## Begin Supplied data
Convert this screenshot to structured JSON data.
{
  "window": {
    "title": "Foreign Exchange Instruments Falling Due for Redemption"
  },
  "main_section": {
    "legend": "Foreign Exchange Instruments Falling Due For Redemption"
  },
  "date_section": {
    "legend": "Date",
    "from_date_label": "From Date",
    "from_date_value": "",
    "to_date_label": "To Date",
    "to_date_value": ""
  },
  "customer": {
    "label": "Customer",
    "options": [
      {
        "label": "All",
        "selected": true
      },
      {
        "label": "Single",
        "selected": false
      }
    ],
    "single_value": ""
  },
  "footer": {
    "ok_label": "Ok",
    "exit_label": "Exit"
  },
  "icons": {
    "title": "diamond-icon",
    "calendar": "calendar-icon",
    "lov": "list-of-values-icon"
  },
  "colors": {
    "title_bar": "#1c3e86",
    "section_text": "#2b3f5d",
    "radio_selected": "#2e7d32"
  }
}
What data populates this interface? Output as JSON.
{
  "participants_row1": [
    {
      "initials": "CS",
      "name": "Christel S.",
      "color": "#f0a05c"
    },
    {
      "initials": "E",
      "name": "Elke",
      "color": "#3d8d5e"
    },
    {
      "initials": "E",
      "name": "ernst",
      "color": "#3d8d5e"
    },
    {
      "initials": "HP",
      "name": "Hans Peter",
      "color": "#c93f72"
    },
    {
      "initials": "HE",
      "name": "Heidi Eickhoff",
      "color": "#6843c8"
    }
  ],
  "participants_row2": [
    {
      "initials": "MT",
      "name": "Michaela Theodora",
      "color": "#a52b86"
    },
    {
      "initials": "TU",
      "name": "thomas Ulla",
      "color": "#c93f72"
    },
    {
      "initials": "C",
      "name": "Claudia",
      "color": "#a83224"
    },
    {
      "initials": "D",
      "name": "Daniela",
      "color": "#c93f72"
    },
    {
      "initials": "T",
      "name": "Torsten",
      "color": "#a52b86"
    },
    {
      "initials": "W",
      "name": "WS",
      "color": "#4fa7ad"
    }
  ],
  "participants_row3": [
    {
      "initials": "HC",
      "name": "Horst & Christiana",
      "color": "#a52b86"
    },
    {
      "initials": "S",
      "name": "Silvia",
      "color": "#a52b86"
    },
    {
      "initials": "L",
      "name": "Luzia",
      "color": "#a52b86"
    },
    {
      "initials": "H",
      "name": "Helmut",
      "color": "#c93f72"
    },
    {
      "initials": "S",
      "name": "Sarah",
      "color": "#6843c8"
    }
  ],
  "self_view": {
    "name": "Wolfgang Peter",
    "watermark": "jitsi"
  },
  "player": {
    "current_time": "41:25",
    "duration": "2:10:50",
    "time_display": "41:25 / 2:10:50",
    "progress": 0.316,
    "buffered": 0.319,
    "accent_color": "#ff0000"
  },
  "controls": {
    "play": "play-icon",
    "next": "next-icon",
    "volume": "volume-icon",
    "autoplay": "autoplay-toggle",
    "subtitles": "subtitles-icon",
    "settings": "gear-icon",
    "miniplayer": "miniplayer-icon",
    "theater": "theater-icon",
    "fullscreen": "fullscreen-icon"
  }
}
## End Supplied data
What you need to do
Print the material above once more, exactly.

Answer to this exercise
Convert this screenshot to structured JSON data.
{
  "window": {
    "title": "Foreign Exchange Instruments Falling Due for Redemption"
  },
  "main_section": {
    "legend": "Foreign Exchange Instruments Falling Due For Redemption"
  },
  "date_section": {
    "legend": "Date",
    "from_date_label": "From Date",
    "from_date_value": "",
    "to_date_label": "To Date",
    "to_date_value": ""
  },
  "customer": {
    "label": "Customer",
    "options": [
      {
        "label": "All",
        "selected": true
      },
      {
        "label": "Single",
        "selected": false
      }
    ],
    "single_value": ""
  },
  "footer": {
    "ok_label": "Ok",
    "exit_label": "Exit"
  },
  "icons": {
    "title": "diamond-icon",
    "calendar": "calendar-icon",
    "lov": "list-of-values-icon"
  },
  "colors": {
    "title_bar": "#1c3e86",
    "section_text": "#2b3f5d",
    "radio_selected": "#2e7d32"
  }
}
What data populates this interface? Output as JSON.
{
  "participants_row1": [
    {
      "initials": "CS",
      "name": "Christel S.",
      "color": "#f0a05c"
    },
    {
      "initials": "E",
      "name": "Elke",
      "color": "#3d8d5e"
    },
    {
      "initials": "E",
      "name": "ernst",
      "color": "#3d8d5e"
    },
    {
      "initials": "HP",
      "name": "Hans Peter",
      "color": "#c93f72"
    },
    {
      "initials": "HE",
      "name": "Heidi Eickhoff",
      "color": "#6843c8"
    }
  ],
  "participants_row2": [
    {
      "initials": "MT",
      "name": "Michaela Theodora",
      "color": "#a52b86"
    },
    {
      "initials": "TU",
      "name": "thomas Ulla",
      "color": "#c93f72"
    },
    {
      "initials": "C",
      "name": "Claudia",
      "color": "#a83224"
    },
    {
      "initials": "D",
      "name": "Daniela",
      "color": "#c93f72"
    },
    {
      "initials": "T",
      "name": "Torsten",
      "color": "#a52b86"
    },
    {
      "initials": "W",
      "name": "WS",
      "color": "#4fa7ad"
    }
  ],
  "participants_row3": [
    {
      "initials": "HC",
      "name": "Horst & Christiana",
      "color": "#a52b86"
    },
    {
      "initials": "S",
      "name": "Silvia",
      "color": "#a52b86"
    },
    {
      "initials": "L",
      "name": "Luzia",
      "color": "#a52b86"
    },
    {
      "initials": "H",
      "name": "Helmut",
      "color": "#c93f72"
    },
    {
      "initials": "S",
      "name": "Sarah",
      "color": "#6843c8"
    }
  ],
  "self_view": {
    "name": "Wolfgang Peter",
    "watermark": "jitsi"
  },
  "player": {
    "current_time": "41:25",
    "duration": "2:10:50",
    "time_display": "41:25 / 2:10:50",
    "progress": 0.316,
    "buffered": 0.319,
    "accent_color": "#ff0000"
  },
  "controls": {
    "play": "play-icon",
    "next": "next-icon",
    "volume": "volume-icon",
    "autoplay": "autoplay-toggle",
    "subtitles": "subtitles-icon",
    "settings": "gear-icon",
    "miniplayer": "miniplayer-icon",
    "theater": "theater-icon",
    "fullscreen": "fullscreen-icon"
  }
}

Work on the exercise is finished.